RECORDS FOR THIS TASK:

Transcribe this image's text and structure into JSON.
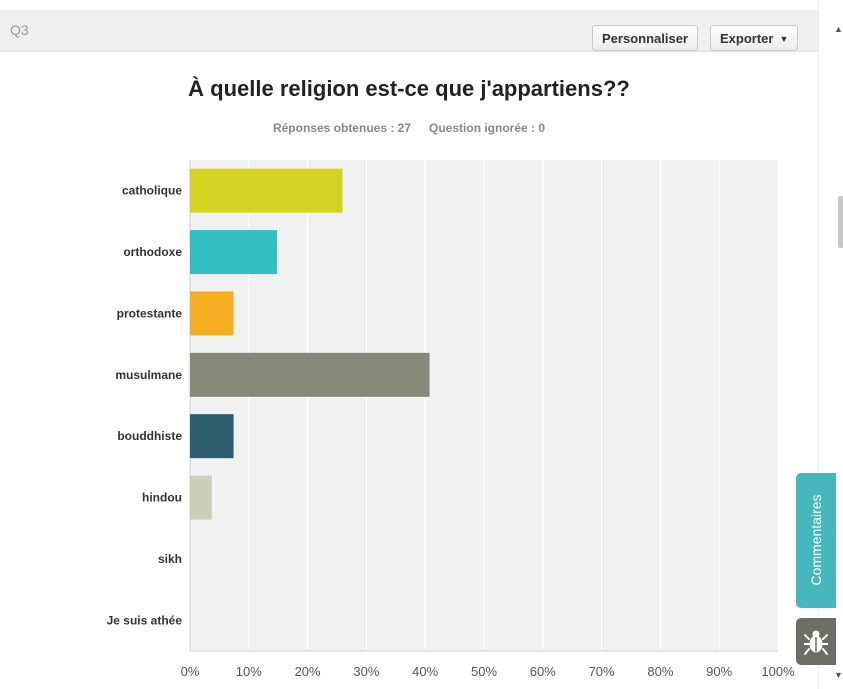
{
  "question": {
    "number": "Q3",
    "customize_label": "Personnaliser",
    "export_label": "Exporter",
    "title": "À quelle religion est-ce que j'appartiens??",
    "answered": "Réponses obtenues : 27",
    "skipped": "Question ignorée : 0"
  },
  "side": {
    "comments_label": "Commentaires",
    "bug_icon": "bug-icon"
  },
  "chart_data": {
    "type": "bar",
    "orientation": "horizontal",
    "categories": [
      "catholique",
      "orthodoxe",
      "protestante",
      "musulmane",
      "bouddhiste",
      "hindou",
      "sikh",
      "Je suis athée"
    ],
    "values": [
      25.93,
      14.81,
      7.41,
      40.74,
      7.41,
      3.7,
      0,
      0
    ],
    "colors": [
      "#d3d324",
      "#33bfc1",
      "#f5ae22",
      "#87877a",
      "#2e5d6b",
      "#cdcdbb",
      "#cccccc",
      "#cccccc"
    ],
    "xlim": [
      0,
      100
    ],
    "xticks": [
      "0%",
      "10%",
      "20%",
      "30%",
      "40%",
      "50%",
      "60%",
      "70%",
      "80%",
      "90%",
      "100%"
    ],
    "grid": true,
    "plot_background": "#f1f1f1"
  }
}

TO DO:
Quote each record exactly as it stands, minus the pictures.

OUTPUT FOR THIS TASK:
Transcribe this image's text and structure into JSON.
{
  "question": {
    "number": "Q3",
    "customize_label": "Personnaliser",
    "export_label": "Exporter",
    "title": "À quelle religion est-ce que j'appartiens??",
    "answered": "Réponses obtenues : 27",
    "skipped": "Question ignorée : 0"
  },
  "side": {
    "comments_label": "Commentaires",
    "bug_icon": "bug-icon"
  },
  "chart_data": {
    "type": "bar",
    "orientation": "horizontal",
    "categories": [
      "catholique",
      "orthodoxe",
      "protestante",
      "musulmane",
      "bouddhiste",
      "hindou",
      "sikh",
      "Je suis athée"
    ],
    "values": [
      25.93,
      14.81,
      7.41,
      40.74,
      7.41,
      3.7,
      0,
      0
    ],
    "colors": [
      "#d3d324",
      "#33bfc1",
      "#f5ae22",
      "#87877a",
      "#2e5d6b",
      "#cdcdbb",
      "#cccccc",
      "#cccccc"
    ],
    "xlim": [
      0,
      100
    ],
    "xticks": [
      "0%",
      "10%",
      "20%",
      "30%",
      "40%",
      "50%",
      "60%",
      "70%",
      "80%",
      "90%",
      "100%"
    ],
    "grid": true,
    "plot_background": "#f1f1f1"
  }
}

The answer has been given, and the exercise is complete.